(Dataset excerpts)
^^^^

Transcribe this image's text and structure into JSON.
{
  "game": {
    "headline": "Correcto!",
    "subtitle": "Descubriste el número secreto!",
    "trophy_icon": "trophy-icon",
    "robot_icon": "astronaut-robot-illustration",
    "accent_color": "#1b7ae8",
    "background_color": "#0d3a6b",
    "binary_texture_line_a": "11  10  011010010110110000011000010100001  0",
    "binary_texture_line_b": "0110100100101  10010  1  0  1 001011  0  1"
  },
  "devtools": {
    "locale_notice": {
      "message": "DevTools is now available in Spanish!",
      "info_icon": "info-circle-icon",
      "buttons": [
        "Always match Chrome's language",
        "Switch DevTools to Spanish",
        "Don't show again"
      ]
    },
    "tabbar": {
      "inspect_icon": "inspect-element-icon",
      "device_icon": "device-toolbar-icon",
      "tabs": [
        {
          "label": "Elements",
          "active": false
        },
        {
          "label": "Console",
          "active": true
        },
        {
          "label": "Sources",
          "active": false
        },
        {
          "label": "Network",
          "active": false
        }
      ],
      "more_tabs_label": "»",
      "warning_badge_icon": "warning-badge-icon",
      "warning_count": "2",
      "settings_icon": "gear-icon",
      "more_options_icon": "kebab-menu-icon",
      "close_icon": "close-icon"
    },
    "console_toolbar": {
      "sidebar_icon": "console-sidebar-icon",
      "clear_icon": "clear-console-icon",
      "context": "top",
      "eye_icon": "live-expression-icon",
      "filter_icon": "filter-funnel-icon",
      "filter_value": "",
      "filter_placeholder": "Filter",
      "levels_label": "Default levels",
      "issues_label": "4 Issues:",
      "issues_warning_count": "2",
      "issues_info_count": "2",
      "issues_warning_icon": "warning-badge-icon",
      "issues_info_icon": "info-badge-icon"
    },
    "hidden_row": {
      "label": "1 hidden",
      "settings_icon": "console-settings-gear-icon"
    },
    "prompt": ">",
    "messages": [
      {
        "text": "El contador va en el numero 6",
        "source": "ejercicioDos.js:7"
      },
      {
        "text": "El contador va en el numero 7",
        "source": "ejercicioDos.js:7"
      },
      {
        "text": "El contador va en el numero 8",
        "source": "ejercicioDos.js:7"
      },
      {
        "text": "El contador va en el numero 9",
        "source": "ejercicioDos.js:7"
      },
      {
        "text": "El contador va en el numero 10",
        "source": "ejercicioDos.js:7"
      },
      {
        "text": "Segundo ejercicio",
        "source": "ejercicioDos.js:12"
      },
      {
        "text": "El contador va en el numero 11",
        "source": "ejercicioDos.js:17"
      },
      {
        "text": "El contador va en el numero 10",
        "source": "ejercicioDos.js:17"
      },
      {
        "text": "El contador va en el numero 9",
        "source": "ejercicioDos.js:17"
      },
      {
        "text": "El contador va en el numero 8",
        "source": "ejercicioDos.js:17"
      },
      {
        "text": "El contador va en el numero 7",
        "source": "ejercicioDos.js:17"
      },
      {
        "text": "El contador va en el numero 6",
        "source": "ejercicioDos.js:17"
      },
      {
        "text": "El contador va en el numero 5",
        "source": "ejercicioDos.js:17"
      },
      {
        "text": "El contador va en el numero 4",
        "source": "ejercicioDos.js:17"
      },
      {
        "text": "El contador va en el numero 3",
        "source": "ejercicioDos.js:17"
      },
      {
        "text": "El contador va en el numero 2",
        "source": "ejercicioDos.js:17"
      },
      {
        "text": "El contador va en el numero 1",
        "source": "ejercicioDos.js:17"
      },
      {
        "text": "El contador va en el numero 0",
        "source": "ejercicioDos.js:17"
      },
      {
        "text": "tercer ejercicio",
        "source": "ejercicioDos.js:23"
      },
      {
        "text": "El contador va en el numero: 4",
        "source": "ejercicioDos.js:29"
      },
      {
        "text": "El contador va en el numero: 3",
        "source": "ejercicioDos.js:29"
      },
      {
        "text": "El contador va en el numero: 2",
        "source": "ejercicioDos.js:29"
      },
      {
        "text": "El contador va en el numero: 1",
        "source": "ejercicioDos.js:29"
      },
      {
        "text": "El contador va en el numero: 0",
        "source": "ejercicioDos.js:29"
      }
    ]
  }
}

^^^^

WORK INSTRUCTIONS: Reproduce all data above, unchanged.

SOLUTION FOR THIS PROBLEM:
Transcribe this image's text and structure into JSON.
{
  "game": {
    "headline": "Correcto!",
    "subtitle": "Descubriste el número secreto!",
    "trophy_icon": "trophy-icon",
    "robot_icon": "astronaut-robot-illustration",
    "accent_color": "#1b7ae8",
    "background_color": "#0d3a6b",
    "binary_texture_line_a": "11  10  011010010110110000011000010100001  0",
    "binary_texture_line_b": "0110100100101  10010  1  0  1 001011  0  1"
  },
  "devtools": {
    "locale_notice": {
      "message": "DevTools is now available in Spanish!",
      "info_icon": "info-circle-icon",
      "buttons": [
        "Always match Chrome's language",
        "Switch DevTools to Spanish",
        "Don't show again"
      ]
    },
    "tabbar": {
      "inspect_icon": "inspect-element-icon",
      "device_icon": "device-toolbar-icon",
      "tabs": [
        {
          "label": "Elements",
          "active": false
        },
        {
          "label": "Console",
          "active": true
        },
        {
          "label": "Sources",
          "active": false
        },
        {
          "label": "Network",
          "active": false
        }
      ],
      "more_tabs_label": "»",
      "warning_badge_icon": "warning-badge-icon",
      "warning_count": "2",
      "settings_icon": "gear-icon",
      "more_options_icon": "kebab-menu-icon",
      "close_icon": "close-icon"
    },
    "console_toolbar": {
      "sidebar_icon": "console-sidebar-icon",
      "clear_icon": "clear-console-icon",
      "context": "top",
      "eye_icon": "live-expression-icon",
      "filter_icon": "filter-funnel-icon",
      "filter_value": "",
      "filter_placeholder": "Filter",
      "levels_label": "Default levels",
      "issues_label": "4 Issues:",
      "issues_warning_count": "2",
      "issues_info_count": "2",
      "issues_warning_icon": "warning-badge-icon",
      "issues_info_icon": "info-badge-icon"
    },
    "hidden_row": {
      "label": "1 hidden",
      "settings_icon": "console-settings-gear-icon"
    },
    "prompt": ">",
    "messages": [
      {
        "text": "El contador va en el numero 6",
        "source": "ejercicioDos.js:7"
      },
      {
        "text": "El contador va en el numero 7",
        "source": "ejercicioDos.js:7"
      },
      {
        "text": "El contador va en el numero 8",
        "source": "ejercicioDos.js:7"
      },
      {
        "text": "El contador va en el numero 9",
        "source": "ejercicioDos.js:7"
      },
      {
        "text": "El contador va en el numero 10",
        "source": "ejercicioDos.js:7"
      },
      {
        "text": "Segundo ejercicio",
        "source": "ejercicioDos.js:12"
      },
      {
        "text": "El contador va en el numero 11",
        "source": "ejercicioDos.js:17"
      },
      {
        "text": "El contador va en el numero 10",
        "source": "ejercicioDos.js:17"
      },
      {
        "text": "El contador va en el numero 9",
        "source": "ejercicioDos.js:17"
      },
      {
        "text": "El contador va en el numero 8",
        "source": "ejercicioDos.js:17"
      },
      {
        "text": "El contador va en el numero 7",
        "source": "ejercicioDos.js:17"
      },
      {
        "text": "El contador va en el numero 6",
        "source": "ejercicioDos.js:17"
      },
      {
        "text": "El contador va en el numero 5",
        "source": "ejercicioDos.js:17"
      },
      {
        "text": "El contador va en el numero 4",
        "source": "ejercicioDos.js:17"
      },
      {
        "text": "El contador va en el numero 3",
        "source": "ejercicioDos.js:17"
      },
      {
        "text": "El contador va en el numero 2",
        "source": "ejercicioDos.js:17"
      },
      {
        "text": "El contador va en el numero 1",
        "source": "ejercicioDos.js:17"
      },
      {
        "text": "El contador va en el numero 0",
        "source": "ejercicioDos.js:17"
      },
      {
        "text": "tercer ejercicio",
        "source": "ejercicioDos.js:23"
      },
      {
        "text": "El contador va en el numero: 4",
        "source": "ejercicioDos.js:29"
      },
      {
        "text": "El contador va en el numero: 3",
        "source": "ejercicioDos.js:29"
      },
      {
        "text": "El contador va en el numero: 2",
        "source": "ejercicioDos.js:29"
      },
      {
        "text": "El contador va en el numero: 1",
        "source": "ejercicioDos.js:29"
      },
      {
        "text": "El contador va en el numero: 0",
        "source": "ejercicioDos.js:29"
      }
    ]
  }
}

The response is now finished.